== EXTRAIT DE PAGE ==
Au bout de la soie (Récit)

"Je vous partage ici, quelques récits de pêche que j’ai pu avoir lors de mes pérégrinations halieutiques, agrémentés d’un peu de romance, bonne lecture."

 

La Fermette

 

Une petite histoire de fermeture qui remonte à quelques années. C’était lors d’une fin de saison exceptionnelle comme j’en n’ai pas revu depuis, dix jours extraordinaires à pêcher le Fier, exclusivement en sèche.

Je passe donc ces derniers jours, à arpenter une rivière avec des eaux basses où l’eau coure lentement au fil des retombés de feuilles aux couleurs de l’automne. A part quelques sorties sans gobages où je pêcherai l’eau en sèche avec succès, le reste du temps se sera de la pêche à vue, accompagnée d’éclosions massives d’éphéméroptères. Une pêche en sèche qui ressemble au coup du soir que l’on peut faire l’été, des micros insectes accompagnés de minuscules gobages que beaucoup de moucheurs ne perçoivent pas. Des coups que j’adore, qui requièrent un bon placement par rapport au poisson, un posé et une dérive irréprochable, mais aussi un bon timing au moment du ferrage puisque le poisson vient cueillir la mouche en douceur dans la pellicule, on atteint pour moi la quintessence de la pêche à la mouche, chez nous.

== CONSIGNE ==
Rédigez la suite du récit de pêche à la mouche sur le Fier, en partant de sa dernière phrase.

== INFORMATIONS EXTRAITES ==
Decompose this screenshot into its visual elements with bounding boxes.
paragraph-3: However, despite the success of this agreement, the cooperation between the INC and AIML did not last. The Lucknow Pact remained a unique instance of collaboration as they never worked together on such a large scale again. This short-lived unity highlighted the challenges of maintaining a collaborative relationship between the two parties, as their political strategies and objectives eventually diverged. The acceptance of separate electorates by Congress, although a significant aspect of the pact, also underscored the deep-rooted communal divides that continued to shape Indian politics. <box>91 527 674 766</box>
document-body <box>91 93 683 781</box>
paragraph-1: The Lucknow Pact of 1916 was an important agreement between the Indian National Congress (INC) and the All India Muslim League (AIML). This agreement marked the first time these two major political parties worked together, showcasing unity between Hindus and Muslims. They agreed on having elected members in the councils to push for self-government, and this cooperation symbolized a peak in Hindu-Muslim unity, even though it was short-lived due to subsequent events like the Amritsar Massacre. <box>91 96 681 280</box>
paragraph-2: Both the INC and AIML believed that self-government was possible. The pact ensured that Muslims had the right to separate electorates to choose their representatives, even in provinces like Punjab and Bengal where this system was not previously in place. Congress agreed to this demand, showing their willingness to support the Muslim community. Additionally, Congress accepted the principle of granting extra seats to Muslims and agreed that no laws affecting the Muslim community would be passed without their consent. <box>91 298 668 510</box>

== RÉSULTAT FINAL ==
Après ces dernières journées indécentes en terme d’activité, voilà qu’arrive cette foutue fermette. Je décide de la faire le samedi et de me garder le dimanche en famille, où il y aura trop de monde au bord de l’eau à mon goût. Comme tous les ans je passe les dernières heures sur le parcours que j’ai le plus pêcher dans la saison. A l’approche de la rivière, pas un seul pêcheur à l’horizon, je commence comme j’en ai l’habitude à monter la canne au bord de l’eau tout en scrutant la moindre activité en surface. J’aperçois rapidement une brisure sur l’eau pleine aval, puis une deuxième, à chaque passage de la soie dans les anneaux s’additionne un gobage, une fois la canne montée c’est une avalanche de spent qui s’agglutinent en fin de radier où une dizaine de poissons m’attendent gueule grande ouverte. Le genre de moment magique qui demande de gérer son impatience, comprendre la fréquence des gobages et être capable de choisir le bon poisson. Une journée de rêve qui se finit sur un coup du soir où je me casse les dents, sans trouver la clef pour faire monter le moindre poisson. Je reste quelques minutes sans pêcher pour humer et m’imprégner une dernière fois de l’ambiance de la rivière, la saison est TERMINEE.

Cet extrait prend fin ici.